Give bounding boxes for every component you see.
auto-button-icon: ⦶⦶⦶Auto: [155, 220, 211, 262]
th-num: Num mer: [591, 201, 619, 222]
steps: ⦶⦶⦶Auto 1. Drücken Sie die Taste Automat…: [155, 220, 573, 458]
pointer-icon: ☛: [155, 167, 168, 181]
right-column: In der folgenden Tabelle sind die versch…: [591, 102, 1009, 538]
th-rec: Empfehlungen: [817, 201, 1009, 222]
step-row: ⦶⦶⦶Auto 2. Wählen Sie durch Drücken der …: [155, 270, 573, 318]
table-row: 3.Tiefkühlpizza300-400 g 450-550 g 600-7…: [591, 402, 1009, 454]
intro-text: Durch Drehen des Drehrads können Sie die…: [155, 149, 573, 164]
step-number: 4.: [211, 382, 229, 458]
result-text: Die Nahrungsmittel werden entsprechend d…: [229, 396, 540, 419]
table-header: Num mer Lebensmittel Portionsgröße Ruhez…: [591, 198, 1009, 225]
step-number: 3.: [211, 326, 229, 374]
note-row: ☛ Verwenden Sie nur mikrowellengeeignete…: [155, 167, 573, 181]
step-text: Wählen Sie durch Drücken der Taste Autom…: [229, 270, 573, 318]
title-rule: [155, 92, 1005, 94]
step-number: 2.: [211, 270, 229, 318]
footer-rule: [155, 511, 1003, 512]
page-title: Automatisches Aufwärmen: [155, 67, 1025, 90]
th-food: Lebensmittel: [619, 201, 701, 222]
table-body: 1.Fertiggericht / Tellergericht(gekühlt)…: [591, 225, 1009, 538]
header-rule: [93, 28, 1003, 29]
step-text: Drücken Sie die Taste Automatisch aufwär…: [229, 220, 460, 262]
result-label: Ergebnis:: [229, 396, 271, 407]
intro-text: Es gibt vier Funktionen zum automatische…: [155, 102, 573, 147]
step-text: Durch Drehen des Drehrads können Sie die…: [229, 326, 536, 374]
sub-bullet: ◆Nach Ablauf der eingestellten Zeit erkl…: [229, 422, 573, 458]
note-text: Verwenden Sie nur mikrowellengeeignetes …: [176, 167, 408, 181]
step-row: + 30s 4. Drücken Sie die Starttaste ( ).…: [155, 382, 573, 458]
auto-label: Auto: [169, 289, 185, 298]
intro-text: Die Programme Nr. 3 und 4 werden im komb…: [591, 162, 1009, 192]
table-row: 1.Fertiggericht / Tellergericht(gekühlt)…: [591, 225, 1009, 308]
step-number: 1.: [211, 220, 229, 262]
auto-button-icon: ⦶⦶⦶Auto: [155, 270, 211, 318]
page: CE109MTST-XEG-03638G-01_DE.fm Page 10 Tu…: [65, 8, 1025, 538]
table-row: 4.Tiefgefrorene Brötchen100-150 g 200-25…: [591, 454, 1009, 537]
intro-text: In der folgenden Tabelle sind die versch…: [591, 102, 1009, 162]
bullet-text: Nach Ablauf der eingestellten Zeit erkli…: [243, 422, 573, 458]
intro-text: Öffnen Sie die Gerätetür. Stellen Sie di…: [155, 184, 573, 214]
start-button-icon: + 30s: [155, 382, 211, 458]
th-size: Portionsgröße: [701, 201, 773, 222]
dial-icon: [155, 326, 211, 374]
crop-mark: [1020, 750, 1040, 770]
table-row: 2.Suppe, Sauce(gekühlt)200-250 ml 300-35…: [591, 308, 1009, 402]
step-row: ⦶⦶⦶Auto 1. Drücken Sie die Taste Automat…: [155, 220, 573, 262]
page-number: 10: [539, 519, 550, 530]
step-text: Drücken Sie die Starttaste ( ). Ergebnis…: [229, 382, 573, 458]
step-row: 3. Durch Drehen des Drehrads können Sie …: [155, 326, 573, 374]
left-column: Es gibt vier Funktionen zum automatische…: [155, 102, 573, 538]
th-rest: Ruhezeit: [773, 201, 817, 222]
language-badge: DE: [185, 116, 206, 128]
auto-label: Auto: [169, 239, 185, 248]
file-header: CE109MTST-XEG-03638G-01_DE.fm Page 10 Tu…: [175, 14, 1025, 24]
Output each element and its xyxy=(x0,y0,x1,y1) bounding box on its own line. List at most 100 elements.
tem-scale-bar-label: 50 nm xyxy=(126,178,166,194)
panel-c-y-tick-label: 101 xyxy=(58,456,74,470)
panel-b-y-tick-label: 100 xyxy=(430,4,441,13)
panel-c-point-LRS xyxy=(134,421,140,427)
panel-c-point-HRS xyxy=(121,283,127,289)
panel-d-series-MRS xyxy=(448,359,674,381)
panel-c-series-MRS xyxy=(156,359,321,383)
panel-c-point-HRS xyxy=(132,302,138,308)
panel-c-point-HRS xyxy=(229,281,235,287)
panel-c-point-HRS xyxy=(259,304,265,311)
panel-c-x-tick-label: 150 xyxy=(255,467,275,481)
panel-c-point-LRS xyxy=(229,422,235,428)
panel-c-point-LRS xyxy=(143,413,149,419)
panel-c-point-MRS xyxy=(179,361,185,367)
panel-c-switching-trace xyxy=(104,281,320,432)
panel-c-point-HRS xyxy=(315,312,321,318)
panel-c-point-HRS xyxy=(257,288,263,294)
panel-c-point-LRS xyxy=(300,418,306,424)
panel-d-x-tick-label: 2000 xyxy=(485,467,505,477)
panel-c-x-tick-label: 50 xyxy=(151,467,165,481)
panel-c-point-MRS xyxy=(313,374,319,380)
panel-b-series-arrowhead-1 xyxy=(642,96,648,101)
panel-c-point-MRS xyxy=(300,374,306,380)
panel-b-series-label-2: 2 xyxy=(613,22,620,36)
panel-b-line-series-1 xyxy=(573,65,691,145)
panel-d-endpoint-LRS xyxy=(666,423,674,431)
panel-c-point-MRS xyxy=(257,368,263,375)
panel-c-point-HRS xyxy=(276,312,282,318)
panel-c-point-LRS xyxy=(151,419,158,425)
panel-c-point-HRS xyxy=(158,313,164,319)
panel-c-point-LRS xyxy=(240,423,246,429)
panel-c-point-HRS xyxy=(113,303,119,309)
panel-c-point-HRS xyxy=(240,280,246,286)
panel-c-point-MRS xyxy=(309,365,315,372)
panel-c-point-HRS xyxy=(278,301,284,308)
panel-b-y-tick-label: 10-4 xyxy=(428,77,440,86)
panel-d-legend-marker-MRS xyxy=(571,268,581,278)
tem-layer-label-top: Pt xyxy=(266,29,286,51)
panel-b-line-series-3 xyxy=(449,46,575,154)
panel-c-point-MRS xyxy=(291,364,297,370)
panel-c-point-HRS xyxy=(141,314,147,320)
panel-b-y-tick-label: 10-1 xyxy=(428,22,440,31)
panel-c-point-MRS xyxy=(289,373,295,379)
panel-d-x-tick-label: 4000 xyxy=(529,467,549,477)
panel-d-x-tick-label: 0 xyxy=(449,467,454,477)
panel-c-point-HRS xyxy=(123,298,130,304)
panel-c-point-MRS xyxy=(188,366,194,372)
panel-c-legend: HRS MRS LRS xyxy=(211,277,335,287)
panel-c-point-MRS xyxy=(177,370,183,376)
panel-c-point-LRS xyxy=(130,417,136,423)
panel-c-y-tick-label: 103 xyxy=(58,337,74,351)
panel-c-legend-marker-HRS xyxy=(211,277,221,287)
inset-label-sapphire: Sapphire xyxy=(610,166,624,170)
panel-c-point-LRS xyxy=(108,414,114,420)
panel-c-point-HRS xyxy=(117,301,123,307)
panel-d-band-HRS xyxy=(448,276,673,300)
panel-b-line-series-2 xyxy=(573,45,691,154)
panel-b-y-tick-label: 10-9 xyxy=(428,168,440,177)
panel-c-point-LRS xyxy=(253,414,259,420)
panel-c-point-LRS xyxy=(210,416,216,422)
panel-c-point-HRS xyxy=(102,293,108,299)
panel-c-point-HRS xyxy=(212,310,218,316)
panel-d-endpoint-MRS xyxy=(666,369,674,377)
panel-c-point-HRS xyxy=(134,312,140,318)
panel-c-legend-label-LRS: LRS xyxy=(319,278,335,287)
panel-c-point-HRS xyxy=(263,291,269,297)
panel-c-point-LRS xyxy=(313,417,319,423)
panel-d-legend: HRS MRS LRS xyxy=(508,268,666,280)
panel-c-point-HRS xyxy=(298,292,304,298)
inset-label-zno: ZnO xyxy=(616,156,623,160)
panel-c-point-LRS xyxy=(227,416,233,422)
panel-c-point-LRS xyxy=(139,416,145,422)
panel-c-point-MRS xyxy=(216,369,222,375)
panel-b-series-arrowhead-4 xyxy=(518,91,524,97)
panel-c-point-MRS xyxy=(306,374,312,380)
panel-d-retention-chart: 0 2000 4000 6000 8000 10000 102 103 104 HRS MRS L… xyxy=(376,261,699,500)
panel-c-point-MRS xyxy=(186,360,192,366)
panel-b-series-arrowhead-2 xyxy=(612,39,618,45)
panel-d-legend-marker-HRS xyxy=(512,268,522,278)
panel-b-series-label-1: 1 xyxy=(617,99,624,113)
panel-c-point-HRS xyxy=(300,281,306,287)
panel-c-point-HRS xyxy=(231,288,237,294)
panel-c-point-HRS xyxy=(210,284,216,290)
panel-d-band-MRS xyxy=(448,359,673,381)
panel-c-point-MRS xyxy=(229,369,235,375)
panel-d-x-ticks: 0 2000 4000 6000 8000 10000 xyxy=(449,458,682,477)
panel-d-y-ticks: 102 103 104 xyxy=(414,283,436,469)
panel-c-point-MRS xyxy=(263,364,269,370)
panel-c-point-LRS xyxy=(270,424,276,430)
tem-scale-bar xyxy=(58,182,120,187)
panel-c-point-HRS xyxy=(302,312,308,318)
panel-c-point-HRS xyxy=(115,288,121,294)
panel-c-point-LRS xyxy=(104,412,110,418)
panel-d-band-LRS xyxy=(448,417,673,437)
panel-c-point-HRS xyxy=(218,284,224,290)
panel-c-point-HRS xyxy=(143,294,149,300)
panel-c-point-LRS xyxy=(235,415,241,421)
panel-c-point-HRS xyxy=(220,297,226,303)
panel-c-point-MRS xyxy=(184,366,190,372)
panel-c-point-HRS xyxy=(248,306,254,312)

**Task prompt**. Copy out each line of the items above that contains the word "Ablauf". Matching is case-sensitive.

**Exercise solution**.
sub-bullet: ◆Nach Ablauf der eingestellten Zeit erkl…: [229, 422, 573, 458]
bullet-text: Nach Ablauf der eingestellten Zeit erkli…: [243, 422, 573, 458]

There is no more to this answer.